» **Written task**
Continue the blog post about a weekend wedding trip to Cozumel from the point where it stops.

» **Reading passage**
# # # # # # #
11.08.2010

The Napkin of Mexico

So this past weekend, the hubs, myself, and a bunch of friends went to Cozumel, Mexico to watch our dear friends MG and JS get hitched.  I can't think of many better ways to spend a weekend, honestly.  During the course of our 4 days in Mexico, a lot of really awesome stuff went down.  So much so, that one night, while we were at the "late night" restaurant eating some questionable pizza, Cec, the hubs and I wrote some of it down.  We managed to fill the front and back of 4 sides of a giant napkin with little anecdotes for me to blog about when I got home.  I shared said napkin with KT as we awaited the departure of our plane.  Sadly, the napkin was lost in a tragic twist of fate.  The bad news is that we lost it and it was funny.  The good news is two fold: I have a photographic memory so I didn't need it anymore anyway...AND...some lucky bastard is going to stumble upon it and either get a huge kick out of it or be highly confused.

Before I launch into the extremely long list of funny, let me start by saying the following:

This wedding was one of the most moving ceremonies that I've ever attended.  It's no surprise to those who know me, but I'm kind of an unemotional bastard.  I don't typically cry at movies or weddings, or when babies are born.  I will go on the record as saying that I cried (heavily) at three different points during this wedding.  That's pretty intense for me.  MG made for a beautiful bride and she looked positively joyful.  The ceremony was just so...I don't know..."Them."  I simply couldn't be happier for them.  It's really clear that they're perfect for one another.

Okay, that being said, now to the funny/odd/interesting stuff.

The day of 8 modes of transportation
Auto: we started at 5:30am by driving to pick up Cec and KT and heading to the Parking Spot where be got onto a
Bus: which we took to the terminal (only to realize I forgot my phone in the car.  No biggie except for I took the trouble to add the international data plan) and back to the Parking Spot and then back to the terminal where we got onto a
Plane: which we took to Dallas and then had to switch terminals so we got onto a
Train: A skylink to be precise.  We rode that to the next terminal and got onto another
Plane: which we took to Cancun.  We missed the ferry to Cozumel so we hung out at Senor Frog's for a couple hours.  At Senor Frogs, we were tortured because apparently, our F-off faces weren't secured well enough.  They made fun of me for drinking water, shot me with a tank of Helium, and also pretended to be a cockroach crawling on my leg.
Awesome.  Eventually, we got on the
Ferry:  There are few things in this world that I hate more than being on a boat.  Well, add to it the fact that it was extremely rough waters, it was packed with people, and smelled like a gas spill.  You basically have a recipe for disaster.  Everyone I was with passed out and took a little siesta, while I tried to think of ways to not vomit in my purse.  Once we got off the ferry in Cozumel, we got into a
Van: which we took all the way to the Occidental Grand Resort where we traveled by
Foot: Through a jungle on a path filled with wildlife (also high up on the list of things I hate) to our rooms.
# # # # # # #
» **Data section**
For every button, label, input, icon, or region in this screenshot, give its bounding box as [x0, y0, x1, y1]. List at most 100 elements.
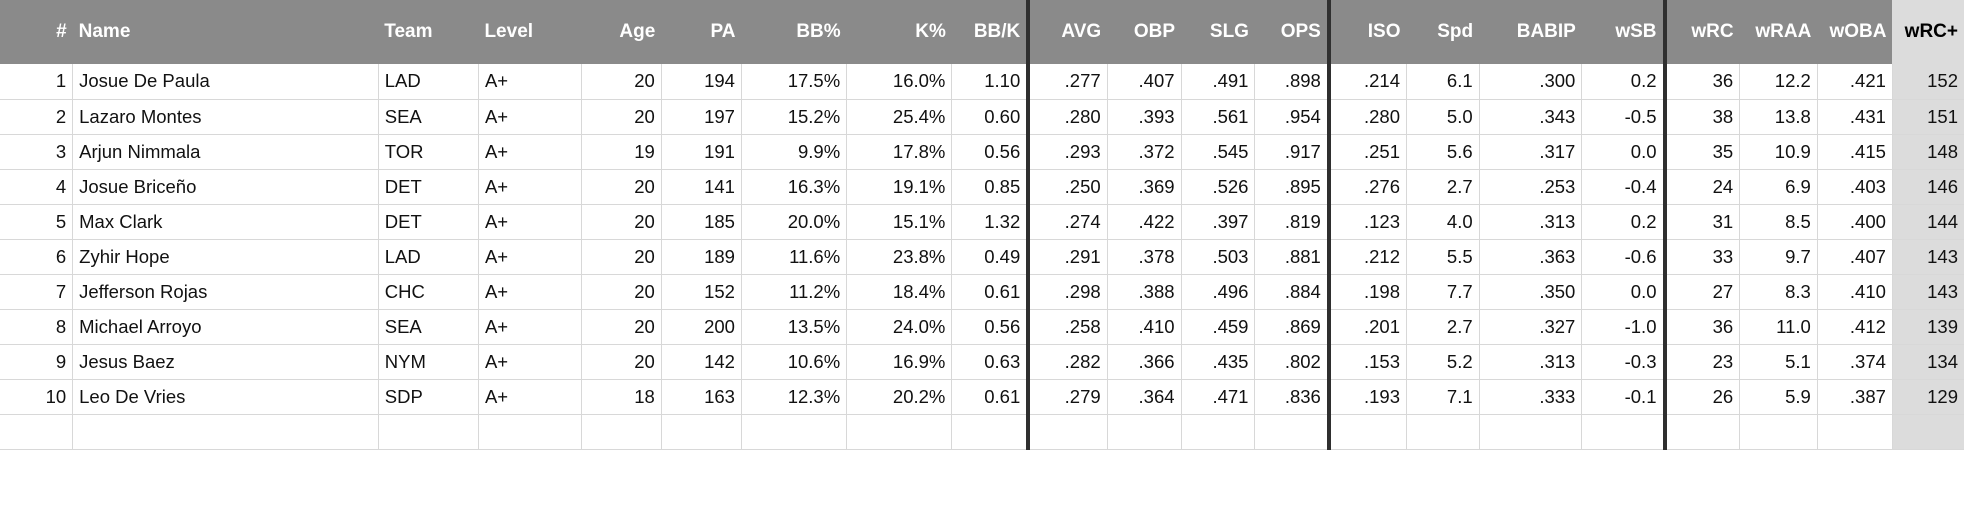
# # # # # # #
» **The response**
I'll spare you the excruciating detail on the rest of the trip.  Let's just say that after our long and arduous journey on Thursday, things got a whole heck of a lot better.  MG and JS roll with an extremely fun bunch of people and I think it says a lot that 35 of those people hauled their little booties across the Mexican border to watch them get hitched.  What can we say?...we love those crazy kids.

So here's the rest of it, grouped by person it involved.

KT: After our long day of travel, I felt pretty terrible.  I mean, my head was POUNDING.  We're all sitting in the lobby bar and I'm trying not to look miserable.  All of a sudden, KT turns to me with a very serious look and says "Do you think they have straws here?" I said that they probably didn't since I hadn't seen any.  To which she responds with an extremely serious face "This is gonna be a long weekend."

At another point, KT puts on a dress that she got from a friend.  For some reason, she thought it looked less than respectable.  I knocked on her door to go down to dinner and she opens the door and again, with a very serious face, "Do I look like a huge whore?" 

Also later on in the evening, while we were all hanging out outside of the Discotecha, she looks at all of us very seriously (MG in particular) and says "Man, I hate the sun, the ocean, and drinking.  Oh, and I hate all of you too.  This sucks."













Cec:  Cec is what we'd call a "Food snob".  At one point, she accused the resort of abusing potato flakes in the guacamole and eggs.  She may or may not have said that after she said the following: "Whoa, I just went from 0-100 in drunkness in 10 minutes flat."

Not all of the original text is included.